======== RECORD EXCERPTS

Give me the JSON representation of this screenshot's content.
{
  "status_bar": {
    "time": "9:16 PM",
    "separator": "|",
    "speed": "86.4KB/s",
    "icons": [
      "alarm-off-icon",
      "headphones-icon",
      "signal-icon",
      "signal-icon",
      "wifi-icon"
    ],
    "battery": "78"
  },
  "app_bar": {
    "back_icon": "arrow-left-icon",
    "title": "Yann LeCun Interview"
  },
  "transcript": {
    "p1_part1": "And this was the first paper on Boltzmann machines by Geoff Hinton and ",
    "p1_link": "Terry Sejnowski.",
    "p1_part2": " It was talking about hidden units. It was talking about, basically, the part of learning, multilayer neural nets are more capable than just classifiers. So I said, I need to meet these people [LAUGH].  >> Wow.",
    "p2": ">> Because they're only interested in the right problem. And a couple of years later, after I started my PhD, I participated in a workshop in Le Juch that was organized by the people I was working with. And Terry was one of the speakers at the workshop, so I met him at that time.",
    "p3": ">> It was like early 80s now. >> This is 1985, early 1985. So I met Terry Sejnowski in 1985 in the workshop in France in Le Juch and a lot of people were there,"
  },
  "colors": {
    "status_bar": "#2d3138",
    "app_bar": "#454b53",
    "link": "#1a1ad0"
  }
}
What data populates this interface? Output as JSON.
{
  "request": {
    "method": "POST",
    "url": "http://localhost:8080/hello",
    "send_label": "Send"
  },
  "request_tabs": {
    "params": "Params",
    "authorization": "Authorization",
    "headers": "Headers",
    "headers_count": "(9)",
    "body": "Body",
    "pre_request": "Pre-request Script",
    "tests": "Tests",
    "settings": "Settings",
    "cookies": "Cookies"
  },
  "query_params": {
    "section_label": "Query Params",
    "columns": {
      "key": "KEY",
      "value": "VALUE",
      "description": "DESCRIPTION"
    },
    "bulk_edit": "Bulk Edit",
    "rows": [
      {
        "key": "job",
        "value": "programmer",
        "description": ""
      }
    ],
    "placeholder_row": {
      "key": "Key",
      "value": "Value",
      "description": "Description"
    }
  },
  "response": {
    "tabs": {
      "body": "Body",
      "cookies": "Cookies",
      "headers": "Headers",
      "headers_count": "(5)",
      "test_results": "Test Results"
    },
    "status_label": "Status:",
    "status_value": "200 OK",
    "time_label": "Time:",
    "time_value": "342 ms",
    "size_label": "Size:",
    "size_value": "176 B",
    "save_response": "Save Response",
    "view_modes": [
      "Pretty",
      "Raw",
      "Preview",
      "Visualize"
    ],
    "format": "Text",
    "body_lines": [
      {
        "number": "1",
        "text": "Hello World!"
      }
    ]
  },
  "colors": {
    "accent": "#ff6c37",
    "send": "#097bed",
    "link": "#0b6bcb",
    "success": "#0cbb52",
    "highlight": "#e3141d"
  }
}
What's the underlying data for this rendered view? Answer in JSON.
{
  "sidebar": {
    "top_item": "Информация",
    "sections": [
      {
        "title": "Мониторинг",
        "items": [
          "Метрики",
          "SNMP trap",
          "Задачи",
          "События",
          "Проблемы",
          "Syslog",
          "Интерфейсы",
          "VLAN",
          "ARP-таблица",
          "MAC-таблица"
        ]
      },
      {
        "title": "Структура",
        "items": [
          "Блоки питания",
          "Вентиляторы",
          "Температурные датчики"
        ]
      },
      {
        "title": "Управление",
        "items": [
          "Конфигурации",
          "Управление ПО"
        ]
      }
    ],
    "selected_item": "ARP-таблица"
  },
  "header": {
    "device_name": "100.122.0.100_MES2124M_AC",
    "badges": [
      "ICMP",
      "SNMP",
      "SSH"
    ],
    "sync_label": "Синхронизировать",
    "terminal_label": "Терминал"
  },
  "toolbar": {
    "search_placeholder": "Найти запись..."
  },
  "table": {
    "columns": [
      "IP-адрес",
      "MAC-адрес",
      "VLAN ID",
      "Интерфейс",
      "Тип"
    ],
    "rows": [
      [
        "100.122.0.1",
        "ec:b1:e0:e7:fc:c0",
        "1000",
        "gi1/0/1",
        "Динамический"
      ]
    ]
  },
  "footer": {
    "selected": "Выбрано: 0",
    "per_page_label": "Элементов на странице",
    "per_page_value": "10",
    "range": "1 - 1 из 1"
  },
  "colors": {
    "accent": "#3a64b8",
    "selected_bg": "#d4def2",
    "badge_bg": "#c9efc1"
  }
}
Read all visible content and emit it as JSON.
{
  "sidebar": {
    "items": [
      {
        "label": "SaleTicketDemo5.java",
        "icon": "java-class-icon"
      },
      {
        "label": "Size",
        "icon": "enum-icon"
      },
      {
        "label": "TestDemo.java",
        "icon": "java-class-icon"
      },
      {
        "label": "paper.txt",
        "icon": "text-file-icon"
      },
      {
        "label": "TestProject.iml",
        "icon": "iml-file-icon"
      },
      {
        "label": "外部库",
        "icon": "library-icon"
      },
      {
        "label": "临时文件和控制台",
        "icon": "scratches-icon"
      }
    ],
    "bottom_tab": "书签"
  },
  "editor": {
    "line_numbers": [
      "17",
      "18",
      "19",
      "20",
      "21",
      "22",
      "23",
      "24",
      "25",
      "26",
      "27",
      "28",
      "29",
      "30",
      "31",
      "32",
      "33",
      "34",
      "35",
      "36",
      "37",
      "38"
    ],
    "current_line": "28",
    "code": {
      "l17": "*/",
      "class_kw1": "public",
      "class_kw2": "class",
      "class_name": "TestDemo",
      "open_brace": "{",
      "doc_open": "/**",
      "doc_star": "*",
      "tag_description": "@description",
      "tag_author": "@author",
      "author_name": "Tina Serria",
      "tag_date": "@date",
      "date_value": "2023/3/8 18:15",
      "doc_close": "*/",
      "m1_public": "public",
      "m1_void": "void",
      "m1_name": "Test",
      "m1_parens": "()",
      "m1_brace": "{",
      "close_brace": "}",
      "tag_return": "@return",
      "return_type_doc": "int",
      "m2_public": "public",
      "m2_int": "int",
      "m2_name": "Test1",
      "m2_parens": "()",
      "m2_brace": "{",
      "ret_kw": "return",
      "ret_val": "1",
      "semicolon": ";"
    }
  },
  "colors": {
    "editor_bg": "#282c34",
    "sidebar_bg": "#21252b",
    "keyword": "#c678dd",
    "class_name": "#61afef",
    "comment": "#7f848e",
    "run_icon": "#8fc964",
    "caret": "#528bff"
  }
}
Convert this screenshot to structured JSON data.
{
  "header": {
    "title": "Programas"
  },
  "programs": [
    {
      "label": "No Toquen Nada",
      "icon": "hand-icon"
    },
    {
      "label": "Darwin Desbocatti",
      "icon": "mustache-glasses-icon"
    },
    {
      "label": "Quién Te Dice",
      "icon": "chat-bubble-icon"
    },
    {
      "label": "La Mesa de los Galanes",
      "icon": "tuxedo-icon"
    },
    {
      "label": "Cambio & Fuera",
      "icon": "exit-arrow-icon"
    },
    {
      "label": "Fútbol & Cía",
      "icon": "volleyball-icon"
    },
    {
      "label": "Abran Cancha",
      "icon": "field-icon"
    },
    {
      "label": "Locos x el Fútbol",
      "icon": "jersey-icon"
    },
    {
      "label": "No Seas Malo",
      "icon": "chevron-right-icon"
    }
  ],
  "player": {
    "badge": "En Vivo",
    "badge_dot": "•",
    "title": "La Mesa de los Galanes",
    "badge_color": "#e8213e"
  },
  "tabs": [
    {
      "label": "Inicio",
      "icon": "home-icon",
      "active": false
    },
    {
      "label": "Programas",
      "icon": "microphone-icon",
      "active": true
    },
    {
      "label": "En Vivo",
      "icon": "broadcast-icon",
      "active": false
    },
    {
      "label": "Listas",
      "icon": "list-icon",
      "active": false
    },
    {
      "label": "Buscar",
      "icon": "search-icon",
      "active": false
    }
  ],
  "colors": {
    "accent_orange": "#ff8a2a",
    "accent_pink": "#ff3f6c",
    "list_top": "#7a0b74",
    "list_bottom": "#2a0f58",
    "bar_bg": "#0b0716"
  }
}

================

PROBLEM REQUIREMENTS:
From the records above, pick out and copy each line holding the word "Sejnowski".

EXERCISE SOLUTION:
    "p1_link": "Terry Sejnowski.",
    "p3": ">> It was like early 80s now. >> This is 1985, early 1985. So I met Terry Sejnowski in 1985 in the workshop in France in Le Juch and a lot of people were there,"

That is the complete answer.